**Goal**
Below are records; work out how many of their lines hold the string "this" and give that number alone.

**Extracted entries**
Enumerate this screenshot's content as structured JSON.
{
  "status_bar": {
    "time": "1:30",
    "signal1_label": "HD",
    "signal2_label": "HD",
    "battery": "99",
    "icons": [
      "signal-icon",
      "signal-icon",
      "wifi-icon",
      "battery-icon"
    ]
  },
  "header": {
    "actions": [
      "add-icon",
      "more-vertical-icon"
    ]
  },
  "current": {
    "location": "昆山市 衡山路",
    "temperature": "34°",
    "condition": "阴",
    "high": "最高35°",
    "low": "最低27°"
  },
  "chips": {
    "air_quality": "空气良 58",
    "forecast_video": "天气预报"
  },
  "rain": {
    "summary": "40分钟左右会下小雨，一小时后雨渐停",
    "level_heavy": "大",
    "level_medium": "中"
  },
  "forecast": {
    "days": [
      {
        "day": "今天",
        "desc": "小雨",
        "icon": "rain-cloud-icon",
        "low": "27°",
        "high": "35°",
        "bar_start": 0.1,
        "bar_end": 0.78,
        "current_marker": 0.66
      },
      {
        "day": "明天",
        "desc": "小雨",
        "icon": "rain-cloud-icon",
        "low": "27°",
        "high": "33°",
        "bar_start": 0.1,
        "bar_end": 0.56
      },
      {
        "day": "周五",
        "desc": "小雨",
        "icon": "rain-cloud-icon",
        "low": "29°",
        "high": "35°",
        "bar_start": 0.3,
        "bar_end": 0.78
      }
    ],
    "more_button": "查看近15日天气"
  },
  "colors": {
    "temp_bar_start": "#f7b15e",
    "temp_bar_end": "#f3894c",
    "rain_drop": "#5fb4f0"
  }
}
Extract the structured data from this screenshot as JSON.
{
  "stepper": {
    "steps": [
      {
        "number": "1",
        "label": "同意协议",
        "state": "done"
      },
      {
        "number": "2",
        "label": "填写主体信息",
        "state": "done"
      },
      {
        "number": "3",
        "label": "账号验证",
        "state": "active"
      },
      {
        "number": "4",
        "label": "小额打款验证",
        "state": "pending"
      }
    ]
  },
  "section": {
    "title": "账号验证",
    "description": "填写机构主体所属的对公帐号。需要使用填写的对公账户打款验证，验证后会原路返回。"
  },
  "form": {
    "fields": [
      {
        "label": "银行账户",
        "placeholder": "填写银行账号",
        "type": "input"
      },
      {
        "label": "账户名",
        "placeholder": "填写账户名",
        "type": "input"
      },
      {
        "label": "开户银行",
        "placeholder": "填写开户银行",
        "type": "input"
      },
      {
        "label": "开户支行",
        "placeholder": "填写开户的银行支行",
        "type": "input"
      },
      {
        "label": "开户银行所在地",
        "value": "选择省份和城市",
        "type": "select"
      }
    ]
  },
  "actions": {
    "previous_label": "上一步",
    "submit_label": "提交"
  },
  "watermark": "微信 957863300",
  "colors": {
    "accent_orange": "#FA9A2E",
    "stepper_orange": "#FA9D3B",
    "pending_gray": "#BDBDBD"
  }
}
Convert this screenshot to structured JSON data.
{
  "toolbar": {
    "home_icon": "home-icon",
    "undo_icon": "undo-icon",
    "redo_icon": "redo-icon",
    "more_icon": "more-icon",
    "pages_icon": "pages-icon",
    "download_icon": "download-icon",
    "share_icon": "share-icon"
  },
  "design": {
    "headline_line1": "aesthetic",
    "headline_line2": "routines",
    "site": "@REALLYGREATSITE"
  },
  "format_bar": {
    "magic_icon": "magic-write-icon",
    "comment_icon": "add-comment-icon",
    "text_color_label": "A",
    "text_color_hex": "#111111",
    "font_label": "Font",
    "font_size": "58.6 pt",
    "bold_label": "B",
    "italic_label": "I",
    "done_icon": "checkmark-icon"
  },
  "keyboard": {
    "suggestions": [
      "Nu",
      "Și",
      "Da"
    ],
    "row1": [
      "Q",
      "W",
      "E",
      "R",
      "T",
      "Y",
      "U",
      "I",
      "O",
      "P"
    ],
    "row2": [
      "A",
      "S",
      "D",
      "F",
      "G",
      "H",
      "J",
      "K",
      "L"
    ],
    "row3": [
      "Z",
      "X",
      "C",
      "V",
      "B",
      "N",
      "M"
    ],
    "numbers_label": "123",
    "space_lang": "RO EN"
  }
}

**Full output**
3